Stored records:
◆ ◆ ◆ ◆ ◆ ◆ ◆
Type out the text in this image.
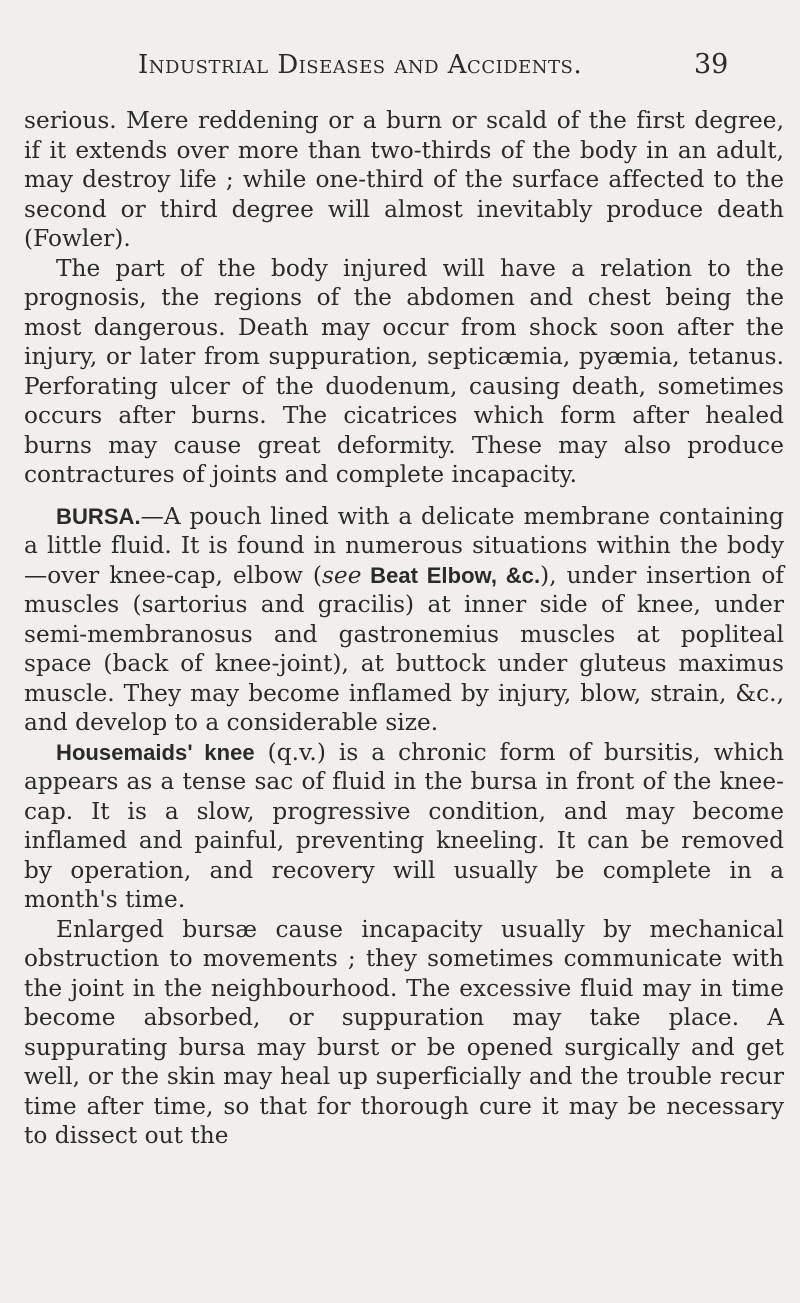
Industrial Diseases and Accidents.	39

serious. Mere reddening or a burn or scald of the first degree, if it extends over more than two-thirds of the body in an adult, may destroy life ; while one-third of the surface affected to the second or third degree will almost inevitably produce death (Fowler).

The part of the body injured will have a relation to the prognosis, the regions of the abdomen and chest being the most dangerous. Death may occur from shock soon after the injury, or later from suppuration, septicæmia, pyæmia, tetanus. Perforating ulcer of the duodenum, causing death, sometimes occurs after burns. The cicatrices which form after healed burns may cause great deformity. These may also produce contractures of joints and complete incapacity.

BURSA.—A pouch lined with a delicate membrane containing a little fluid. It is found in numerous situations within the body—over knee-cap, elbow (see Beat Elbow, &c.), under insertion of muscles (sartorius and gracilis) at inner side of knee, under semi-membranosus and gastronemius muscles at popliteal space (back of knee-joint), at buttock under gluteus maximus muscle. They may become inflamed by injury, blow, strain, &c., and develop to a considerable size.

Housemaids' knee (q.v.) is a chronic form of bursitis, which appears as a tense sac of fluid in the bursa in front of the knee-cap. It is a slow, progressive condition, and may become inflamed and painful, preventing kneeling. It can be removed by operation, and recovery will usually be complete in a month's time.

Enlarged bursæ cause incapacity usually by mechanical obstruction to movements ; they sometimes communicate with the joint in the neighbourhood. The excessive fluid may in time become absorbed, or suppuration may take place. A suppurating bursa may burst or be opened surgically and get well, or the skin may heal up superficially and the trouble recur time after time, so that for thorough cure it may be necessary to dissect out the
◆ ◆ ◆ ◆ ◆ ◆ ◆
Reproduce the data verbatim. Do not carry any picture into the copy.

Type out the text in this image.
Industrial Diseases and Accidents.	39

serious. Mere reddening or a burn or scald of the first degree, if it extends over more than two-thirds of the body in an adult, may destroy life ; while one-third of the surface affected to the second or third degree will almost inevitably produce death (Fowler).

The part of the body injured will have a relation to the prognosis, the regions of the abdomen and chest being the most dangerous. Death may occur from shock soon after the injury, or later from suppuration, septicæmia, pyæmia, tetanus. Perforating ulcer of the duodenum, causing death, sometimes occurs after burns. The cicatrices which form after healed burns may cause great deformity. These may also produce contractures of joints and complete incapacity.

BURSA.—A pouch lined with a delicate membrane containing a little fluid. It is found in numerous situations within the body—over knee-cap, elbow (see Beat Elbow, &c.), under insertion of muscles (sartorius and gracilis) at inner side of knee, under semi-membranosus and gastronemius muscles at popliteal space (back of knee-joint), at buttock under gluteus maximus muscle. They may become inflamed by injury, blow, strain, &c., and develop to a considerable size.

Housemaids' knee (q.v.) is a chronic form of bursitis, which appears as a tense sac of fluid in the bursa in front of the knee-cap. It is a slow, progressive condition, and may become inflamed and painful, preventing kneeling. It can be removed by operation, and recovery will usually be complete in a month's time.

Enlarged bursæ cause incapacity usually by mechanical obstruction to movements ; they sometimes communicate with the joint in the neighbourhood. The excessive fluid may in time become absorbed, or suppuration may take place. A suppurating bursa may burst or be opened surgically and get well, or the skin may heal up superficially and the trouble recur time after time, so that for thorough cure it may be necessary to dissect out the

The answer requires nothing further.